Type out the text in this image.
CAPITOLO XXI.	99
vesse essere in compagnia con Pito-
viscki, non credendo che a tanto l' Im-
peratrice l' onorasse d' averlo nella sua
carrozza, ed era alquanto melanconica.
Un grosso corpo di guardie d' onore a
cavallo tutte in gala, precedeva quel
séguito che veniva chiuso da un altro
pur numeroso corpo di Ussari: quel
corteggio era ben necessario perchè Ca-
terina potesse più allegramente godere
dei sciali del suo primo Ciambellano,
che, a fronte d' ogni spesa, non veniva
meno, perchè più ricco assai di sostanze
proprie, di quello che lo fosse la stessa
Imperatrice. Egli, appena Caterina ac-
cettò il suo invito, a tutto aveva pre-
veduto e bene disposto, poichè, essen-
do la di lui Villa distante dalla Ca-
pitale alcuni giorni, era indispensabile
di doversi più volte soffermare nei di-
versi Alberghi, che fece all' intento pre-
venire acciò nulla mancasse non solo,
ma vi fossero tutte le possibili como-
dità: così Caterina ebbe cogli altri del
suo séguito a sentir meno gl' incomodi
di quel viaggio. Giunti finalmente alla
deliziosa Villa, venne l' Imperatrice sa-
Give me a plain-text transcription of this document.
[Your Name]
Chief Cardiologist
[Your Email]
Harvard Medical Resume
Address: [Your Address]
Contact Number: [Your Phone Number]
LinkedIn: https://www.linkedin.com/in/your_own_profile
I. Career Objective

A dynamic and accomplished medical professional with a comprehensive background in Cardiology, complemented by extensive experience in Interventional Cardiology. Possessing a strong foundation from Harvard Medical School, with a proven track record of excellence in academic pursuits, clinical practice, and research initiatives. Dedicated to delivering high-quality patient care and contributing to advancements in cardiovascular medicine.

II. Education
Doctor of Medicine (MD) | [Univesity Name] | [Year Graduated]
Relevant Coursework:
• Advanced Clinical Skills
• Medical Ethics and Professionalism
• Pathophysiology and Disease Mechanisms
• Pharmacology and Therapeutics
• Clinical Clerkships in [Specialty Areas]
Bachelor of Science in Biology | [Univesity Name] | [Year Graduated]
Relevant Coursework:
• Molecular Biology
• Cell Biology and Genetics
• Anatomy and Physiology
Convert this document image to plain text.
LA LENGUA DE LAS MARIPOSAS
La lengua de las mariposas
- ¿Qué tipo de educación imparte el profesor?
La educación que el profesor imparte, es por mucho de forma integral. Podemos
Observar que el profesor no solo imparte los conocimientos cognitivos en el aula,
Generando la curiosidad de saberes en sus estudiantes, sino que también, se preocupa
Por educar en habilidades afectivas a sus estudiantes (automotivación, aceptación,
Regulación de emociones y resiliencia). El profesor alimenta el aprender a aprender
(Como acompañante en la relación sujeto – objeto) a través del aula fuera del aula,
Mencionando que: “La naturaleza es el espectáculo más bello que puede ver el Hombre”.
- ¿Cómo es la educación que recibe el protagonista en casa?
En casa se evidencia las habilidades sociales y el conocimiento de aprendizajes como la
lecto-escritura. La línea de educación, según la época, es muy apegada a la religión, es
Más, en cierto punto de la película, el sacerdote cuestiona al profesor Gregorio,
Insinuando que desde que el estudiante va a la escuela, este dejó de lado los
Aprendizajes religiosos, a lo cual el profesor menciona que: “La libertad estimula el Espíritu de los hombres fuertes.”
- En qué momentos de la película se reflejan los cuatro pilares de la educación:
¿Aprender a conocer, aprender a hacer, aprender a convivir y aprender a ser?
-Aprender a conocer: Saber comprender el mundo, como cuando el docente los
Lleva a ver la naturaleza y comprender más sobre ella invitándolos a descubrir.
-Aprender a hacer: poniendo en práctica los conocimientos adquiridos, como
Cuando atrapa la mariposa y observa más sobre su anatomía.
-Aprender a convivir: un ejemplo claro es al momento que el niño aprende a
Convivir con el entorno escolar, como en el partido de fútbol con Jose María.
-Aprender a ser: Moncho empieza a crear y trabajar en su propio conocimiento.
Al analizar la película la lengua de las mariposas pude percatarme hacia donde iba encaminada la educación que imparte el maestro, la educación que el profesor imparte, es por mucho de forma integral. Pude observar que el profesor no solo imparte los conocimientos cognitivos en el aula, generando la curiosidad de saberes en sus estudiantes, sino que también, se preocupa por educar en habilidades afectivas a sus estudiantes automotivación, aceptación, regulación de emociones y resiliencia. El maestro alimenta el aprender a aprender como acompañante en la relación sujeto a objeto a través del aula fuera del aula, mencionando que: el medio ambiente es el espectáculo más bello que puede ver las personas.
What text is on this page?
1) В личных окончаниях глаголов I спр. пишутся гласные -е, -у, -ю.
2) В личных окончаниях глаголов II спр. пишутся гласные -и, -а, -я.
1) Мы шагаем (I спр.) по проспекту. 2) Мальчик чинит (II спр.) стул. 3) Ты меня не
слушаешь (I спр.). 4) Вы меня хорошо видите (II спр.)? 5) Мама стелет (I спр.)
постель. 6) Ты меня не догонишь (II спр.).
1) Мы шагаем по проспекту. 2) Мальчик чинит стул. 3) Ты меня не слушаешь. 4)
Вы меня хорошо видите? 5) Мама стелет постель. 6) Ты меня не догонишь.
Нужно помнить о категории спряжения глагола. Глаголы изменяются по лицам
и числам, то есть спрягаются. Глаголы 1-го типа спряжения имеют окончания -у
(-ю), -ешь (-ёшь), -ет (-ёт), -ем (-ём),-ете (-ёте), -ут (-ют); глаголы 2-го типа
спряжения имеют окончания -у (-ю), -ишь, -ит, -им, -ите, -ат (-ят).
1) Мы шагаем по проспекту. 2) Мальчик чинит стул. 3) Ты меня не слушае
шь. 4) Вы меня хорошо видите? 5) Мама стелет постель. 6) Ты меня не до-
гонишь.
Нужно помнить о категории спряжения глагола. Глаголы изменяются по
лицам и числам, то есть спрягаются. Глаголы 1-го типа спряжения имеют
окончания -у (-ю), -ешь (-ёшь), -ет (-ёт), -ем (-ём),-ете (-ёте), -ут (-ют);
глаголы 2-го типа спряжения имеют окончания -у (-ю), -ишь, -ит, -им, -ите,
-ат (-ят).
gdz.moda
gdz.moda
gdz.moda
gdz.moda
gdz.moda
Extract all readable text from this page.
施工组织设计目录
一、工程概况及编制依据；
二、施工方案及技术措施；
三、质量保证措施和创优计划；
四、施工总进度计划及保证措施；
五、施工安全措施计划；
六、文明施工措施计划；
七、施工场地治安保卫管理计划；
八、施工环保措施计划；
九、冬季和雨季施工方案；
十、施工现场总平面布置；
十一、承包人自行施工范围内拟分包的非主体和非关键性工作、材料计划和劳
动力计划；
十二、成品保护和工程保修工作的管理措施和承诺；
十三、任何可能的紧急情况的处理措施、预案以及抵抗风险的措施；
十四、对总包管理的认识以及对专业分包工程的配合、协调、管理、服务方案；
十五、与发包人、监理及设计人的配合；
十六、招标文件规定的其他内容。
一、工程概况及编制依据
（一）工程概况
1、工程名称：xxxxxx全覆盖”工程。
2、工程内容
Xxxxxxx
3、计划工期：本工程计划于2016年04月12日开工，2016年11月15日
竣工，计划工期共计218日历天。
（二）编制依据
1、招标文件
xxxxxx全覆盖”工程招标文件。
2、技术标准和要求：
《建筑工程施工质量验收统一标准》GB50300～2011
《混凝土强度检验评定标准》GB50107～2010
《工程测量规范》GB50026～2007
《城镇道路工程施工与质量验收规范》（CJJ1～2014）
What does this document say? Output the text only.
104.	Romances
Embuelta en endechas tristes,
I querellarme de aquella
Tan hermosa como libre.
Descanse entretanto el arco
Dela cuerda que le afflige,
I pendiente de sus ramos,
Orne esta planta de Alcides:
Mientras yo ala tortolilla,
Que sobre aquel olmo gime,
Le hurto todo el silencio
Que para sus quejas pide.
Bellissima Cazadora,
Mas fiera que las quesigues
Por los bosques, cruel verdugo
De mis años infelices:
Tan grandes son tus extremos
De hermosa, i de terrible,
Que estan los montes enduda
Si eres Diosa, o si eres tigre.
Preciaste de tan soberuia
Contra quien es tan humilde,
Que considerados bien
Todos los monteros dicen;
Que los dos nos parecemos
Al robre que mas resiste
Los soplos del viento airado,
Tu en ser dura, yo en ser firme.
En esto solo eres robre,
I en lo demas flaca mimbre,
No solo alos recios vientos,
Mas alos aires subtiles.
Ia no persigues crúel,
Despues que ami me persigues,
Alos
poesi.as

_ _ _

### GOAL OF THE EXERCISE
All lines above containing the string "Imperatrice" are to be collected.

### SOLUTION FOR THIS PROBLEM
Imperatrice. Egli, appena Caterina ac-
deliziosa Villa, venne l' Imperatrice sa-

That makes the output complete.